Your task is to copy each line that has the word "территория".

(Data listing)
----
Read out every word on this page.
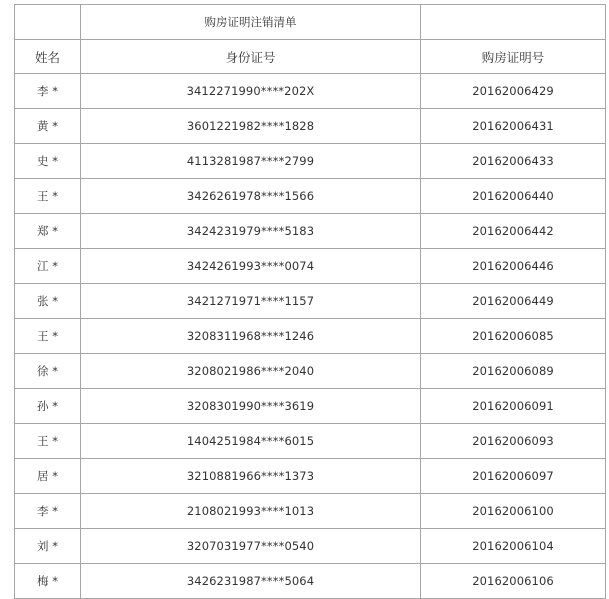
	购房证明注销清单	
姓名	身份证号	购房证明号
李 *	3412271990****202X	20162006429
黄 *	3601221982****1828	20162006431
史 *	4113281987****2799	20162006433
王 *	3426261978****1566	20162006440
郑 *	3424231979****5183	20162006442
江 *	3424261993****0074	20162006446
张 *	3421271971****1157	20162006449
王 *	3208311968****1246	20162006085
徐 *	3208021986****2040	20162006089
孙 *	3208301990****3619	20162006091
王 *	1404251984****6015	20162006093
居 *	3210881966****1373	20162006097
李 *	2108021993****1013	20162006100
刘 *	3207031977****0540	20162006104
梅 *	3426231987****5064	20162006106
----
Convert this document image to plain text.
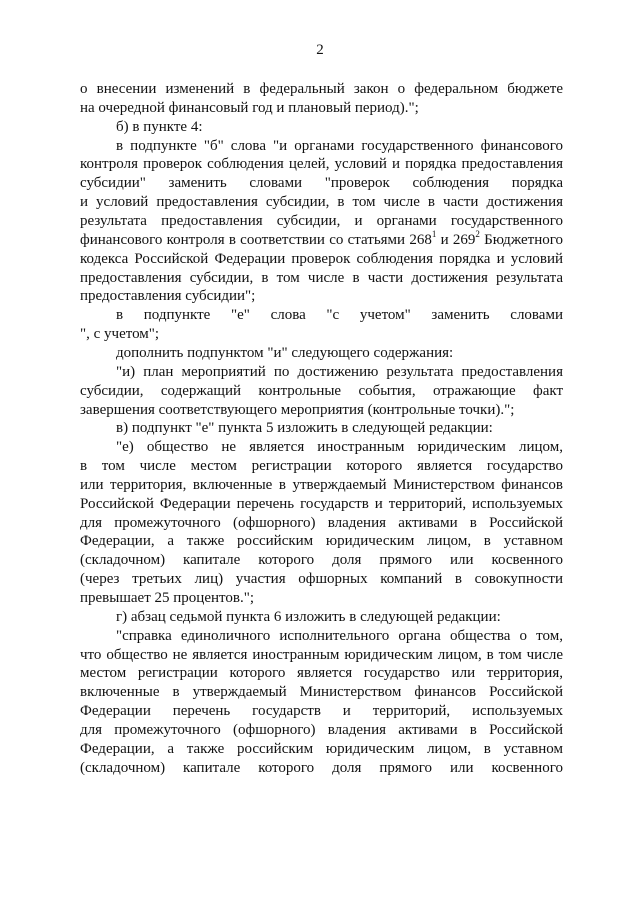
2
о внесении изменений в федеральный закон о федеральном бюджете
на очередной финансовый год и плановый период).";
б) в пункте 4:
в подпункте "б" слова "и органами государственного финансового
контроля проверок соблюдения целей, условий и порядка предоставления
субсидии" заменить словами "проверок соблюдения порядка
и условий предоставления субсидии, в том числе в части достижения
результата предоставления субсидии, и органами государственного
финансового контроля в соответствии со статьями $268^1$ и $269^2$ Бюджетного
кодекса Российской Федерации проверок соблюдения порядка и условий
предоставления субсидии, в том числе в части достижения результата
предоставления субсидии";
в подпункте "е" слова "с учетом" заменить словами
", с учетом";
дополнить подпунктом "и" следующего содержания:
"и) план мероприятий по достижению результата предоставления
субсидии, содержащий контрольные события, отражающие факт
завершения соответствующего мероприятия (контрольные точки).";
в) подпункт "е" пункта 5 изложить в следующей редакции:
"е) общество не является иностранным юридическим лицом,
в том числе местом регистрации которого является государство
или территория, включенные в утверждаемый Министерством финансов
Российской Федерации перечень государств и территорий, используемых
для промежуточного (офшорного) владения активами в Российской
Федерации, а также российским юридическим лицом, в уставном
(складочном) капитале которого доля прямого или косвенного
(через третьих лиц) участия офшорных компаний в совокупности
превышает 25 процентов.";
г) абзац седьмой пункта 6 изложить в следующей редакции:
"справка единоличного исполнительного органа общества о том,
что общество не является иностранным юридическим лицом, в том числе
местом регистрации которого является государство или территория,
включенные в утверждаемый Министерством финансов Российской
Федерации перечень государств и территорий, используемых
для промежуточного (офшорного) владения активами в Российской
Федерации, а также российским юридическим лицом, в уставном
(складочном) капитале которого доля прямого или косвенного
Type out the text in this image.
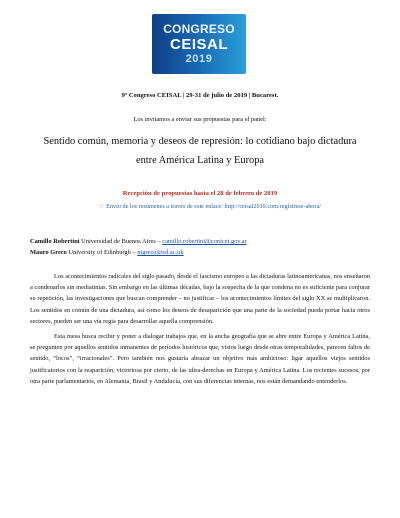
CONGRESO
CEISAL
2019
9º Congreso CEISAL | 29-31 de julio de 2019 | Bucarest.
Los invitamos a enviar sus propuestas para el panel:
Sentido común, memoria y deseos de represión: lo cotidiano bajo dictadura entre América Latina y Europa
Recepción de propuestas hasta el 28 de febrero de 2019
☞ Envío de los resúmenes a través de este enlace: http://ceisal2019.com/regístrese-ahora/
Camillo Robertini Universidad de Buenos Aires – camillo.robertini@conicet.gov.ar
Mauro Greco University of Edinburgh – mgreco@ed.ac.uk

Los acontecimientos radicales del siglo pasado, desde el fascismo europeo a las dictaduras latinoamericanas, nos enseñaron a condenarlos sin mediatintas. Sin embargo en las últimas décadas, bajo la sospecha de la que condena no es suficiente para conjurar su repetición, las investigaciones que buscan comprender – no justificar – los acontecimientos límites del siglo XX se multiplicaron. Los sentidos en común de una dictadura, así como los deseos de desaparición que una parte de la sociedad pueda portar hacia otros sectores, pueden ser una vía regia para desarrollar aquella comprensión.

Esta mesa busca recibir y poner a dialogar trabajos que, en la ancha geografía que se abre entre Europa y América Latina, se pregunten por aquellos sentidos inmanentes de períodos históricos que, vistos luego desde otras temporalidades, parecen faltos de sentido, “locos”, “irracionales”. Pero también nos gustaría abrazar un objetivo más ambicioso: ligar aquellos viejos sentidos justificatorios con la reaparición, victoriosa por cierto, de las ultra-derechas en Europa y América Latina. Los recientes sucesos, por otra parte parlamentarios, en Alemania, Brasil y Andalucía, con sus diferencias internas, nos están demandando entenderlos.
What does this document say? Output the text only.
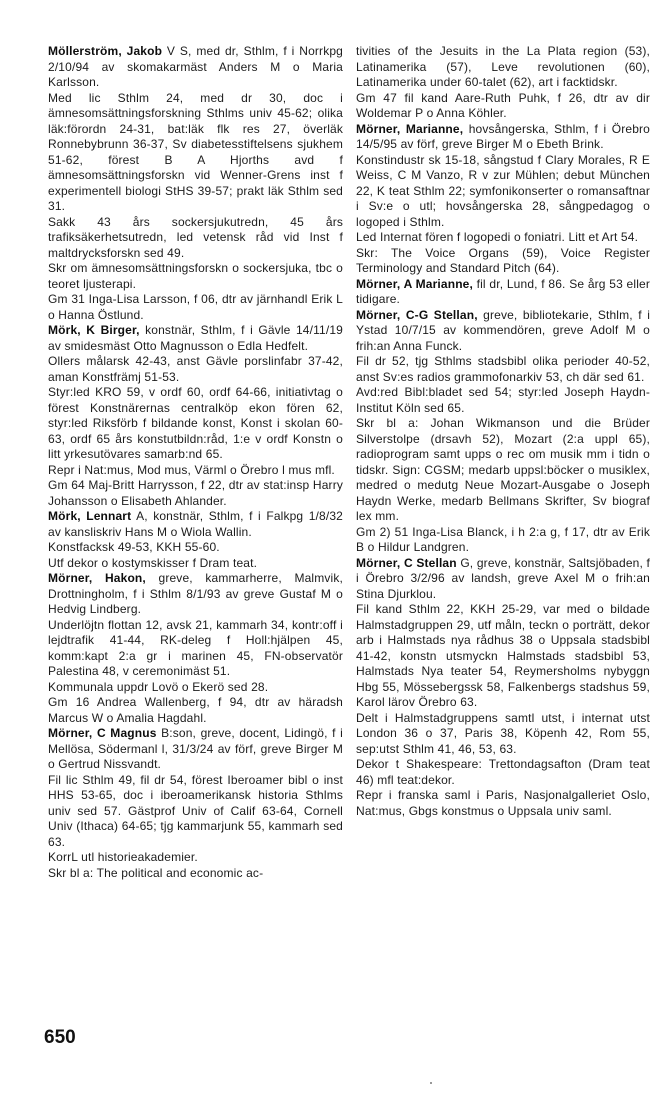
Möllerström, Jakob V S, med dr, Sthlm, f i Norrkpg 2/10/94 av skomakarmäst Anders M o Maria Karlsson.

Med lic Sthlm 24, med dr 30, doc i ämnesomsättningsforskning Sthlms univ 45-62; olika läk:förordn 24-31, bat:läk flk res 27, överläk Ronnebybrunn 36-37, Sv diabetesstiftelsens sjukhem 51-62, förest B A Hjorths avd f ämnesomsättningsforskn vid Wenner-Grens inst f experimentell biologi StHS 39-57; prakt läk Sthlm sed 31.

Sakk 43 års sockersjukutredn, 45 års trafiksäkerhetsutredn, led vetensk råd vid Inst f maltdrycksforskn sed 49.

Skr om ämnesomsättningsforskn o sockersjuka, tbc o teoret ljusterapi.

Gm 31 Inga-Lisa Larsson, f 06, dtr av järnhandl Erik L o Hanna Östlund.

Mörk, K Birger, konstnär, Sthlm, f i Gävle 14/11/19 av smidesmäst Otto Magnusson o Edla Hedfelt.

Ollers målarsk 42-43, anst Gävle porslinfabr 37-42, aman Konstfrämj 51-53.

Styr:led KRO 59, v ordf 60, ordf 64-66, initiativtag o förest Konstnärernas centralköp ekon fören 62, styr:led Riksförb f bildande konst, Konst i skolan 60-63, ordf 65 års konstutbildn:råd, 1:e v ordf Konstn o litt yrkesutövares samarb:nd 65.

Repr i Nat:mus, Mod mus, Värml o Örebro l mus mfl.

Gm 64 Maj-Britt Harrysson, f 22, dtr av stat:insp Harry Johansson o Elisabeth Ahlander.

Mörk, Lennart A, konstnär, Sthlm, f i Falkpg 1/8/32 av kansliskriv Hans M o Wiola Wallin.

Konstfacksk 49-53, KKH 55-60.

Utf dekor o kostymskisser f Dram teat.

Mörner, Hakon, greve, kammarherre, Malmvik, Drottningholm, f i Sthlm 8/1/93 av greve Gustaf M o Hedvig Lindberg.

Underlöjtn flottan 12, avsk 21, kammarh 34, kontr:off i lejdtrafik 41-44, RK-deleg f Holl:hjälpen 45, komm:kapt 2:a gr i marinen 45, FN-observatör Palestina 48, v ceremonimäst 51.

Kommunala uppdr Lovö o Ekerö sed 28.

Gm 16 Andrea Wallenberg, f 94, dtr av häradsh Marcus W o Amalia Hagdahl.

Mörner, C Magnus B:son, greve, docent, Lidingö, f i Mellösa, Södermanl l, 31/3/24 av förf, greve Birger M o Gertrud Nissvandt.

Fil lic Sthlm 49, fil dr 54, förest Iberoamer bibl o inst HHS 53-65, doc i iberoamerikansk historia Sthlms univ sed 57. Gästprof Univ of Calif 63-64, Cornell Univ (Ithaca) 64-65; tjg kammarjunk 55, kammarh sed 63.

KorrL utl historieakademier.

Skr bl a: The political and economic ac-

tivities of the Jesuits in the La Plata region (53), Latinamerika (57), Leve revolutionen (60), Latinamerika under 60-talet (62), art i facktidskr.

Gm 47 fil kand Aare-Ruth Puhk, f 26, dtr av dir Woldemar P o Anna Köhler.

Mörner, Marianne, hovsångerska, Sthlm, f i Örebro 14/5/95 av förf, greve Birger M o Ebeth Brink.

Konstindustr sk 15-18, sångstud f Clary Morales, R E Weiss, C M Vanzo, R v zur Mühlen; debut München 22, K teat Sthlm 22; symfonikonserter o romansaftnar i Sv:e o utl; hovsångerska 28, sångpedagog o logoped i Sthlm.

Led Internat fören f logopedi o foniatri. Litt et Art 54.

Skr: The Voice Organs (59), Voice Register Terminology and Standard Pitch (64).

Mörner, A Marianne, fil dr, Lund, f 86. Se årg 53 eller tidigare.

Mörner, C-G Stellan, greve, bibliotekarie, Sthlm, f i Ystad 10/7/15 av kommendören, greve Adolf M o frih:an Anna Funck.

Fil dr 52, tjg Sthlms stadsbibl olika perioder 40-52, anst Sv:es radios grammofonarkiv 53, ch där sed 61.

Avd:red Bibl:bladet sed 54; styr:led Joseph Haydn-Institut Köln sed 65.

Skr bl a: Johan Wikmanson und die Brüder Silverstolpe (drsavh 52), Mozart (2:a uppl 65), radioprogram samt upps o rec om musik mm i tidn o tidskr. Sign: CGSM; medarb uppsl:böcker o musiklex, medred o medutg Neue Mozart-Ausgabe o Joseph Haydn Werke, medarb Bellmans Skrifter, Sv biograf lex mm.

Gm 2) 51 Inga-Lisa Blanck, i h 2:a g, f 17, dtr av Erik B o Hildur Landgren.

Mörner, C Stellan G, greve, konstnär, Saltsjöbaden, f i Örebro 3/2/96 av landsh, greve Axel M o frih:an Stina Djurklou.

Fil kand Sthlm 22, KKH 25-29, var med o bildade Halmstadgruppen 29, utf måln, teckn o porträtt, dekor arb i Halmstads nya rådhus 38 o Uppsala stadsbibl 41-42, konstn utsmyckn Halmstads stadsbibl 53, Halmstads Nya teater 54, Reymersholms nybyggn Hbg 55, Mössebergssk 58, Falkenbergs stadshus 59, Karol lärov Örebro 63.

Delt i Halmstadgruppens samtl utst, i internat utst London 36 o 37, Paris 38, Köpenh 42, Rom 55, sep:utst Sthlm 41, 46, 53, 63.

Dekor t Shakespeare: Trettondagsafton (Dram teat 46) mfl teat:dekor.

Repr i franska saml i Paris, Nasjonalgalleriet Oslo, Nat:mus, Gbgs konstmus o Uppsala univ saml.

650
----
RESPONSE BELOW:
или территория, включенные в утверждаемый Министерством финансов
местом регистрации которого является государство или территория,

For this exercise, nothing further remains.